Using the material that follows, identify and copy each line with the string "title".

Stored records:
[start]

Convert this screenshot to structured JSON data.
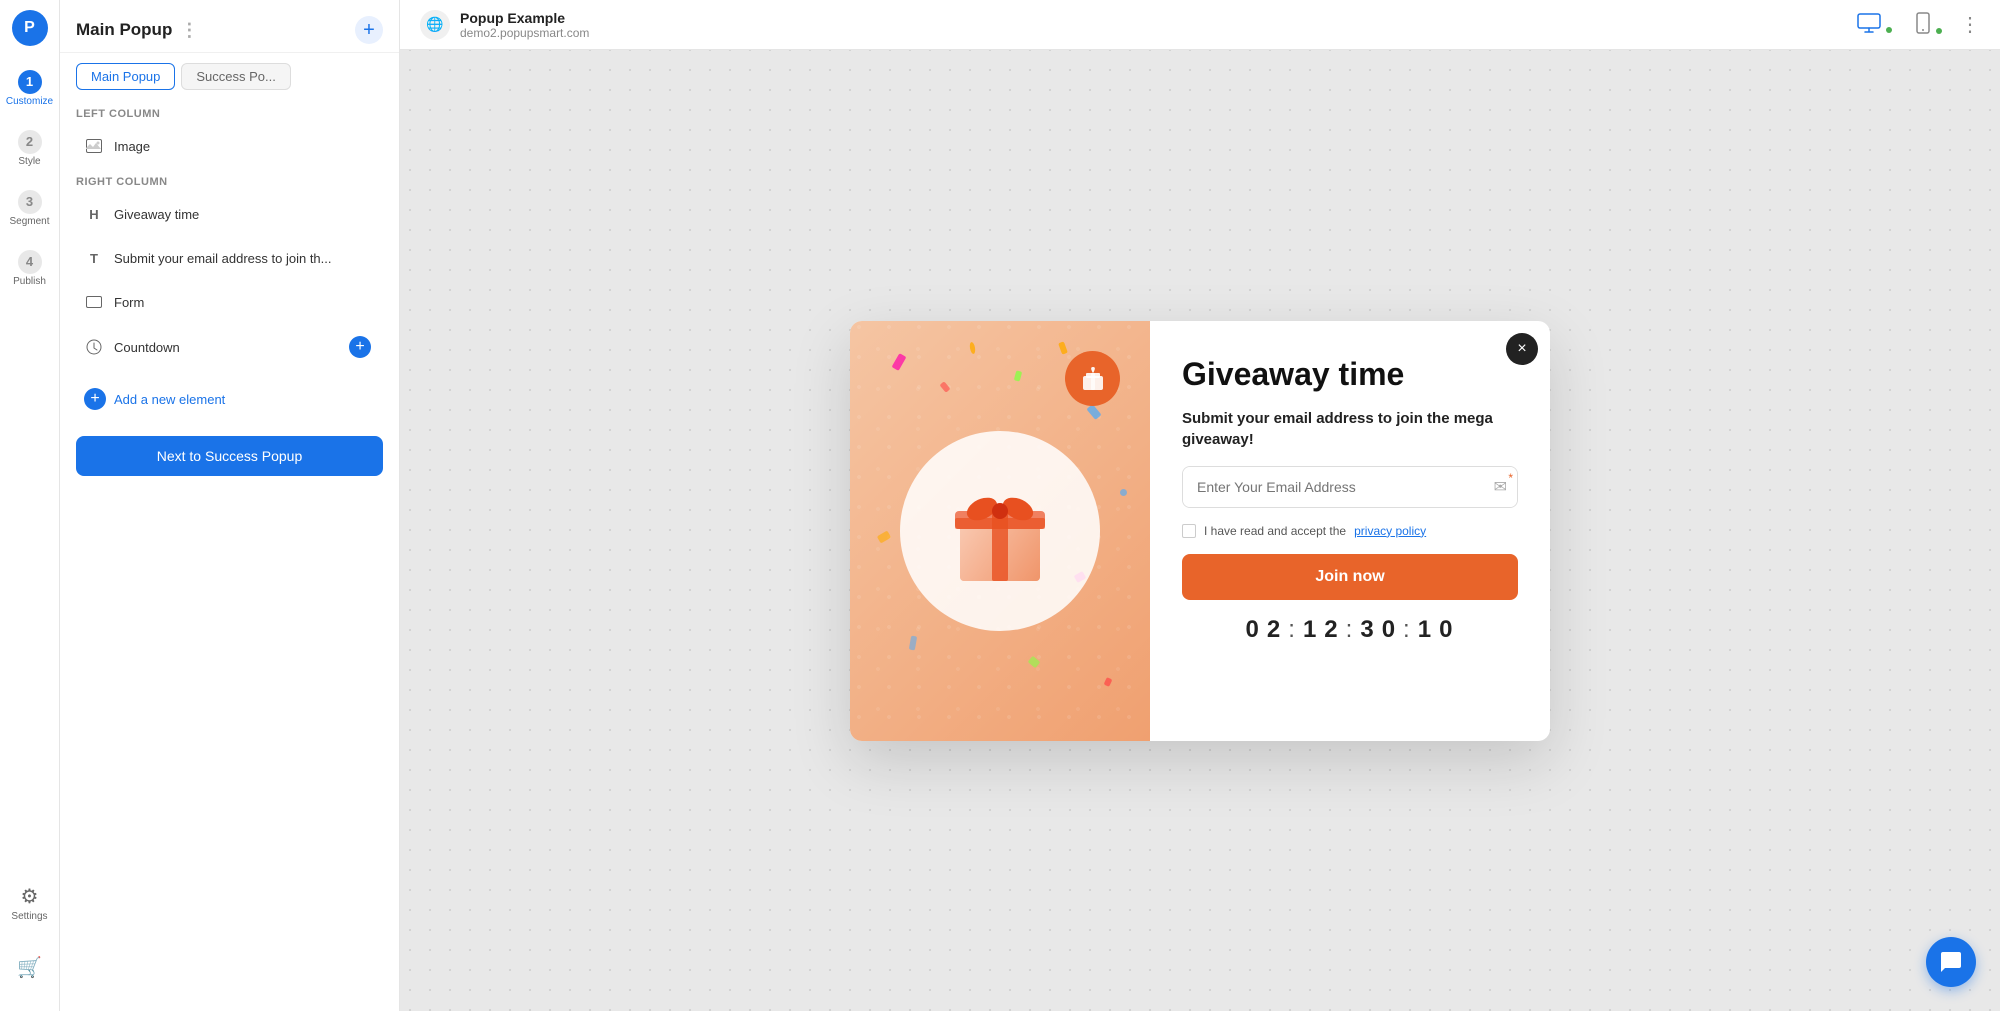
{
  "app": {
    "logo_letter": "P",
    "top_bar": {
      "title": "Popup Example",
      "url": "demo2.popupsmart.com"
    }
  },
  "nav": {
    "items": [
      {
        "id": "customize",
        "step": "1",
        "label": "Customize",
        "active": true
      },
      {
        "id": "style",
        "step": "2",
        "label": "Style",
        "active": false
      },
      {
        "id": "segment",
        "step": "3",
        "label": "Segment",
        "active": false
      },
      {
        "id": "publish",
        "step": "4",
        "label": "Publish",
        "active": false
      }
    ],
    "settings_label": "Settings"
  },
  "panel": {
    "title": "Main Popup",
    "tabs": [
      {
        "id": "main",
        "label": "Main Popup",
        "active": true
      },
      {
        "id": "success",
        "label": "Success Po...",
        "active": false
      }
    ],
    "left_column_label": "LEFT COLUMN",
    "left_column_items": [
      {
        "id": "image",
        "icon": "image",
        "label": "Image"
      }
    ],
    "right_column_label": "RIGHT COLUMN",
    "right_column_items": [
      {
        "id": "heading",
        "icon": "H",
        "label": "Giveaway time"
      },
      {
        "id": "text",
        "icon": "T",
        "label": "Submit your email address to join th..."
      },
      {
        "id": "form",
        "icon": "form",
        "label": "Form"
      },
      {
        "id": "countdown",
        "icon": "clock",
        "label": "Countdown"
      }
    ],
    "add_element_label": "Add a new element",
    "next_btn_label": "Next to Success Popup"
  },
  "popup": {
    "close_label": "×",
    "heading": "Giveaway time",
    "subtext": "Submit your email address to join the mega giveaway!",
    "email_placeholder": "Enter Your Email Address",
    "privacy_text": "I have read and accept the",
    "privacy_link_text": "privacy policy",
    "join_btn_label": "Join now",
    "countdown": {
      "digits": [
        "0",
        "2",
        "1",
        "2",
        "3",
        "0",
        "1",
        "0"
      ],
      "separators": [
        ":",
        ":"
      ]
    }
  },
  "icons": {
    "monitor": "🖥",
    "mobile": "📱",
    "dots": "⋮",
    "image_icon": "🖼",
    "clock_icon": "🕐",
    "form_icon": "▭",
    "envelope_icon": "✉",
    "gift_icon": "🎁",
    "settings_icon": "⚙",
    "chat_icon": "💬",
    "plus_icon": "+"
  }
}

[end]

## The response
      "title": "Popup Example",
    "title": "Main Popup",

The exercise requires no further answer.